INSTRUCTIONS FOR THE TASK :: Arrange the lines starting at the one containing "page-title: Net Unrealized" and ending at the one containing "zone-band [85, 433, 1366, 490]" as a JSON list of strings, one string per line, omitting blank lines.

RECORDS FOR PROCESSING ::
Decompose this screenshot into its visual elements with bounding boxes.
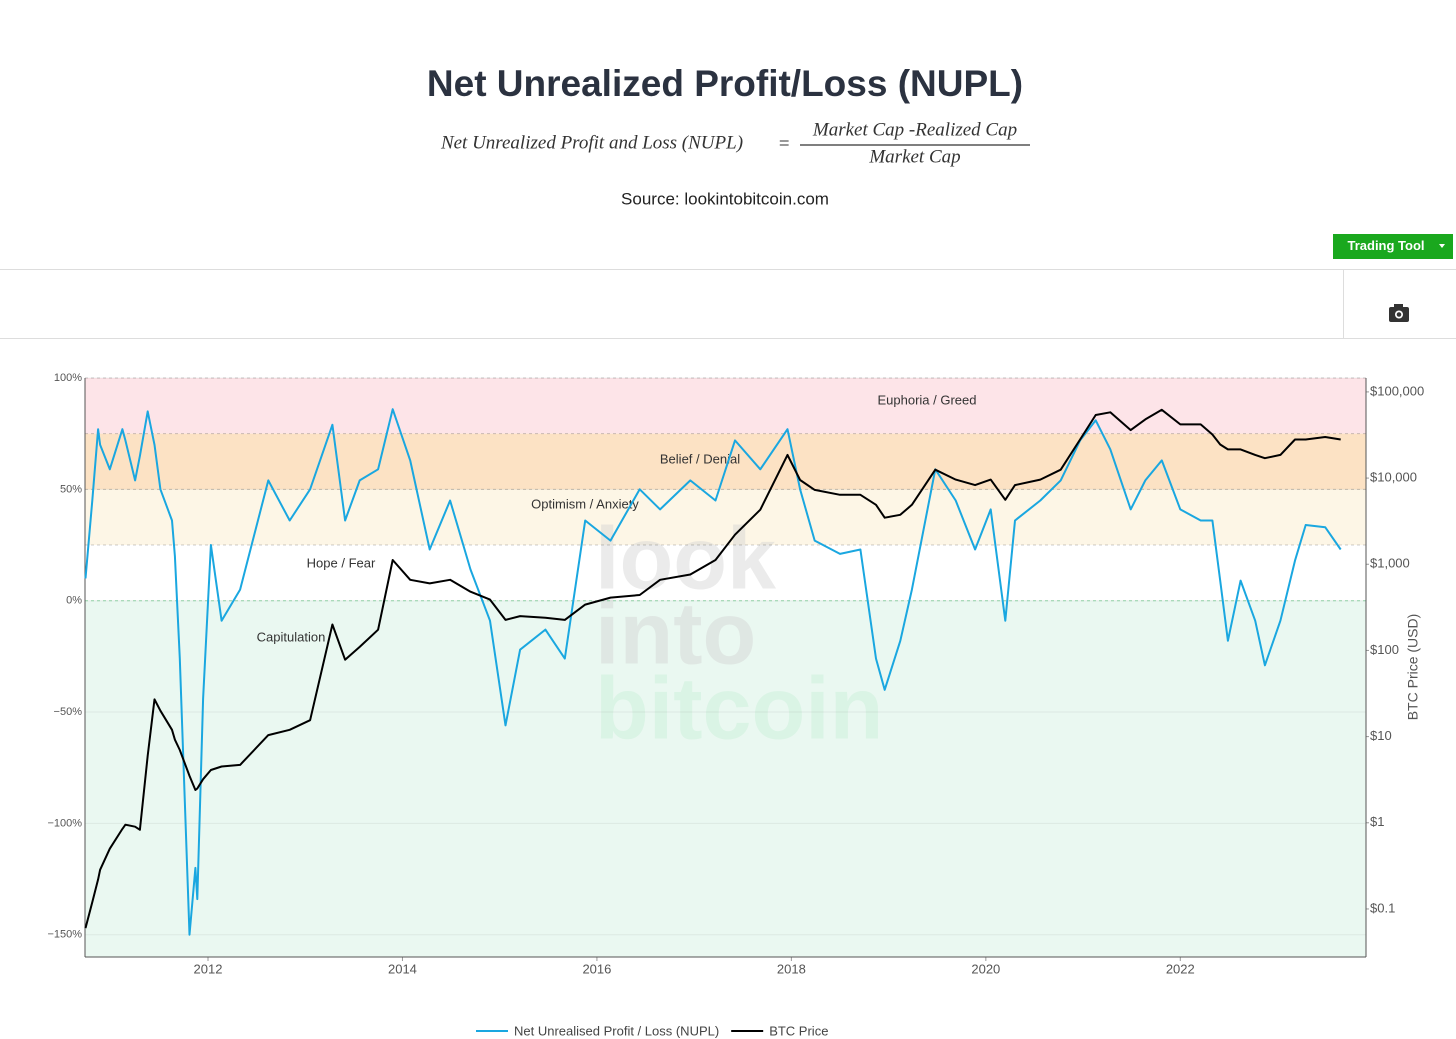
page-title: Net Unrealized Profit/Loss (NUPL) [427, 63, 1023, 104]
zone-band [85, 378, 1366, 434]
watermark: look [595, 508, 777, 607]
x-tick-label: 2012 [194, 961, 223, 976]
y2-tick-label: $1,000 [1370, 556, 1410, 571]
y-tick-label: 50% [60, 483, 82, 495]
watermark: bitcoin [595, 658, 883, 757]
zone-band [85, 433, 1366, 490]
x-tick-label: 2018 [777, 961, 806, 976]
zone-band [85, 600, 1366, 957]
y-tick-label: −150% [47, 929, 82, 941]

RESULT OF THE EXERCISE ::
[
  "page-title: Net Unrealized Profit/Loss (NUPL) [427, 63, 1023, 104]",
  "zone-band [85, 378, 1366, 434]",
  "watermark: look [595, 508, 777, 607]",
  "x-tick-label: 2012 [194, 961, 223, 976]",
  "y2-tick-label: $1,000 [1370, 556, 1410, 571]",
  "y-tick-label: 50% [60, 483, 82, 495]",
  "watermark: bitcoin [595, 658, 883, 757]",
  "zone-band [85, 433, 1366, 490]"
]